De pronto, la videollamada comienza a fallar. Le digo a Julia que desconectaré la cámara, para saber si mejora. Lo hago y antes de lanzar la siguiente pregunta, me interrumpe.
—Oye, es muy linda la foto que tienes tú ahí. ¿Quién la tomó? —dice, sobre mi foto de perfil de Zoom.
—Es un autorretrato —respondo. Y todo se vuelve un diálogo.
—Estupendo. ¿Tú eres fotógrafa también? —pregunta Julia.
—Soy periodista, pero cuando estaba en la universidad, era la ayudante del laboratorio de fotografía, el cuarto oscuro.
—Entonces reconoces la emoción del cuarto oscuro —Y su voz cambia.
—Sí, me encantaba el cuarto oscuro. A veces me acuerdo del olor de los químicos, o de las mangas negras que tenía que usar para sacar el rollo sin mirar.
—¡Uh, revelar! Yo fui muy cobarde y aprendí muy tarde a revelar ¿sabes?
—¿En serio?
—Sí. Es que la primera vez que lo hice fue tal el desastre que me dio miedo. Entonces siempre mandaba a revelar. Un tiempo después ya revelaba yo, pero me quedaban rayas, manchas. Me gusta mucho el cuarto oscuro, pero no era buena, no tenía facilidades para ello.
—¿Qué es lo que más le gustaba del cuarto oscuro?
—Tirar la hoja en blanco y verla aparecer moviendo la cubeta. El tirar la hoja en el líquido me producía taquicardia, era tal la emoción… Esperaba ahí expectante. No existe nada más en ese momento en que ves que va a aparecer la imagen. Y si tienes la suerte de que lo has hecho bien, tienes mucha gratificación ahí.
—El cuarto oscuro era mi lugar favorito. Algunos compañeros se aburrían porque eran horas, es un proceso largo. Pero a mí me gustaba mucho estar ahí.

+===+

§ INSTRUCCIONES DE TAREAS
A. Indica si cada afirmación concuerda con el fragmento sobre el cuarto oscuro y responde sí o no, citando literalmente las palabras del fragmento que lo deciden: (i) quien hace las preguntas fue ayudante del laboratorio de fotografía en la universidad; (ii) Julia aprendió a revelar desde muy pronto; (iii) algunos compañeros se aburrían en el cuarto oscuro porque el proceso era largo.
B. Copia del fragmento sobre el cuarto oscuro el pasaje comprendido entre "De pronto, la" y "a revelar ¿sabes?", ambos incluidos.
C. Explica, según el fragmento sobre el cuarto oscuro, por qué Julia siempre mandaba a revelar sus fotos.
Las entradas que vienen a continuación son un material independiente del fragmento.

§ MATERIAL DE ESTUDIO
+===+

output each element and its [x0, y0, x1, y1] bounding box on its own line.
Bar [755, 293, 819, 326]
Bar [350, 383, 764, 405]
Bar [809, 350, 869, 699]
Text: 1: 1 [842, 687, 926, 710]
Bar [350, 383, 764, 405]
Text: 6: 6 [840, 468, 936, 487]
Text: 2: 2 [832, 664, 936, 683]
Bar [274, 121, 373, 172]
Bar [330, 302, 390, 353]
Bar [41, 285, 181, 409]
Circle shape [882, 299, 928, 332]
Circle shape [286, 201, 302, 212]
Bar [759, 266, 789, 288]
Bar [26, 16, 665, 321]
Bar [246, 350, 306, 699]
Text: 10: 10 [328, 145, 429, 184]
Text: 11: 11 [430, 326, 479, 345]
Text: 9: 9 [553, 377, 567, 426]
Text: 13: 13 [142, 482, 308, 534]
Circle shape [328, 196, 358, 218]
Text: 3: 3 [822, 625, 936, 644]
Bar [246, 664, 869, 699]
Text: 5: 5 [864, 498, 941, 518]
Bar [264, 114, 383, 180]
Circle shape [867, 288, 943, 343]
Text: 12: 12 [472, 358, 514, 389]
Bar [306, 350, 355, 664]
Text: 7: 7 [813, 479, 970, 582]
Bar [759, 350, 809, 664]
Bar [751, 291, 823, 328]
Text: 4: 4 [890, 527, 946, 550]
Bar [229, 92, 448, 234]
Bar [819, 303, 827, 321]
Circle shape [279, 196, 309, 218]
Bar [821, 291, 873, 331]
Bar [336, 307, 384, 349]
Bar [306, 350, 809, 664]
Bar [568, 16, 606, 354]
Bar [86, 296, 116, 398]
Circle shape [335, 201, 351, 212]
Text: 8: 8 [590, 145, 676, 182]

+===+

§ RESPUESTAS NUMERADAS
A.
(i) Sí: "cuando estaba en la universidad, era la ayudante del laboratorio de fotografía, el cuarto oscuro".
(ii) No: "Yo fui muy cobarde y aprendí muy tarde a revelar ¿sabes?".
(iii) Sí: "Algunos compañeros se aburrían porque eran horas, es un proceso largo."

B.
De pronto, la videollamada comienza a fallar. Le digo a Julia que desconectaré la cámara, para saber si mejora. Lo hago y antes de lanzar la siguiente pregunta, me interrumpe.
—Oye, es muy linda la foto que tienes tú ahí. ¿Quién la tomó? —dice, sobre mi foto de perfil de Zoom.
—Es un autorretrato —respondo. Y todo se vuelve un diálogo.
—Estupendo. ¿Tú eres fotógrafa también? —pregunta Julia.
—Soy periodista, pero cuando estaba en la universidad, era la ayudante del laboratorio de fotografía, el cuarto oscuro.
—Entonces reconoces la emoción del cuarto oscuro —Y su voz cambia.
—Sí, me encantaba el cuarto oscuro. A veces me acuerdo del olor de los químicos, o de las mangas negras que tenía que usar para sacar el rollo sin mirar.
—¡Uh, revelar! Yo fui muy cobarde y aprendí muy tarde a revelar ¿sabes?

C. La primera vez que Julia reveló, el resultado fue tal desastre que le dio miedo. Por eso, a partir de entonces, siempre mandaba a revelar.